(Records from a collection)
────────────────────

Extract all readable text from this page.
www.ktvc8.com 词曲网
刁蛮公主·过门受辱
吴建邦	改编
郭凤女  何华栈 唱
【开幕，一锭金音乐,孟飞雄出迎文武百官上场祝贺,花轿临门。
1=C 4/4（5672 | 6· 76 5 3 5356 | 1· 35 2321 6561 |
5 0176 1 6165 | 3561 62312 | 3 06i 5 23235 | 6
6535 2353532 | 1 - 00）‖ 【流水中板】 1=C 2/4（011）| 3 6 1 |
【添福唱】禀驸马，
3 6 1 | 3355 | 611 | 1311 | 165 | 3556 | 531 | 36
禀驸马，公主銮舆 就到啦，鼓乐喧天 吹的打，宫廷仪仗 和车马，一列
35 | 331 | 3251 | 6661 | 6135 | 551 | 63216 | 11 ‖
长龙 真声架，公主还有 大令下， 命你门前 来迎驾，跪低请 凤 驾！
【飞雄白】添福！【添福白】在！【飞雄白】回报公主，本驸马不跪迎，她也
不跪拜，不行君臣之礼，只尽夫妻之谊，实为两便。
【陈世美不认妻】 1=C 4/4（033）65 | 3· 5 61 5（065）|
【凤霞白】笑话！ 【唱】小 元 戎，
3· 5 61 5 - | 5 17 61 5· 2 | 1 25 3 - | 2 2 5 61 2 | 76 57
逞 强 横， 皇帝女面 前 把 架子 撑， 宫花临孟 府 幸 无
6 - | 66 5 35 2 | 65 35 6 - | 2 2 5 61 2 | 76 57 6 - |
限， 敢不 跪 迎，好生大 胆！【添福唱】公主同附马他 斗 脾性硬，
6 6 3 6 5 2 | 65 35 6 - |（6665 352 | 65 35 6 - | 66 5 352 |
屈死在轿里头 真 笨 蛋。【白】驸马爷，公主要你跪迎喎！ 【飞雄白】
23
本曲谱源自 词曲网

────────────────────

Instructions to follow:
Set down the entries above again, word for word.

Reply to the task:
Extract all readable text from this page.
www.ktvc8.com 词曲网
刁蛮公主·过门受辱
吴建邦	改编
郭凤女  何华栈 唱
【开幕，一锭金音乐,孟飞雄出迎文武百官上场祝贺,花轿临门。
1=C 4/4（5672 | 6· 76 5 3 5356 | 1· 35 2321 6561 |
5 0176 1 6165 | 3561 62312 | 3 06i 5 23235 | 6
6535 2353532 | 1 - 00）‖ 【流水中板】 1=C 2/4（011）| 3 6 1 |
【添福唱】禀驸马，
3 6 1 | 3355 | 611 | 1311 | 165 | 3556 | 531 | 36
禀驸马，公主銮舆 就到啦，鼓乐喧天 吹的打，宫廷仪仗 和车马，一列
35 | 331 | 3251 | 6661 | 6135 | 551 | 63216 | 11 ‖
长龙 真声架，公主还有 大令下， 命你门前 来迎驾，跪低请 凤 驾！
【飞雄白】添福！【添福白】在！【飞雄白】回报公主，本驸马不跪迎，她也
不跪拜，不行君臣之礼，只尽夫妻之谊，实为两便。
【陈世美不认妻】 1=C 4/4（033）65 | 3· 5 61 5（065）|
【凤霞白】笑话！ 【唱】小 元 戎，
3· 5 61 5 - | 5 17 61 5· 2 | 1 25 3 - | 2 2 5 61 2 | 76 57
逞 强 横， 皇帝女面 前 把 架子 撑， 宫花临孟 府 幸 无
6 - | 66 5 35 2 | 65 35 6 - | 2 2 5 61 2 | 76 57 6 - |
限， 敢不 跪 迎，好生大 胆！【添福唱】公主同附马他 斗 脾性硬，
6 6 3 6 5 2 | 65 35 6 - |（6665 352 | 65 35 6 - | 66 5 352 |
屈死在轿里头 真 笨 蛋。【白】驸马爷，公主要你跪迎喎！ 【飞雄白】
23
本曲谱源自 词曲网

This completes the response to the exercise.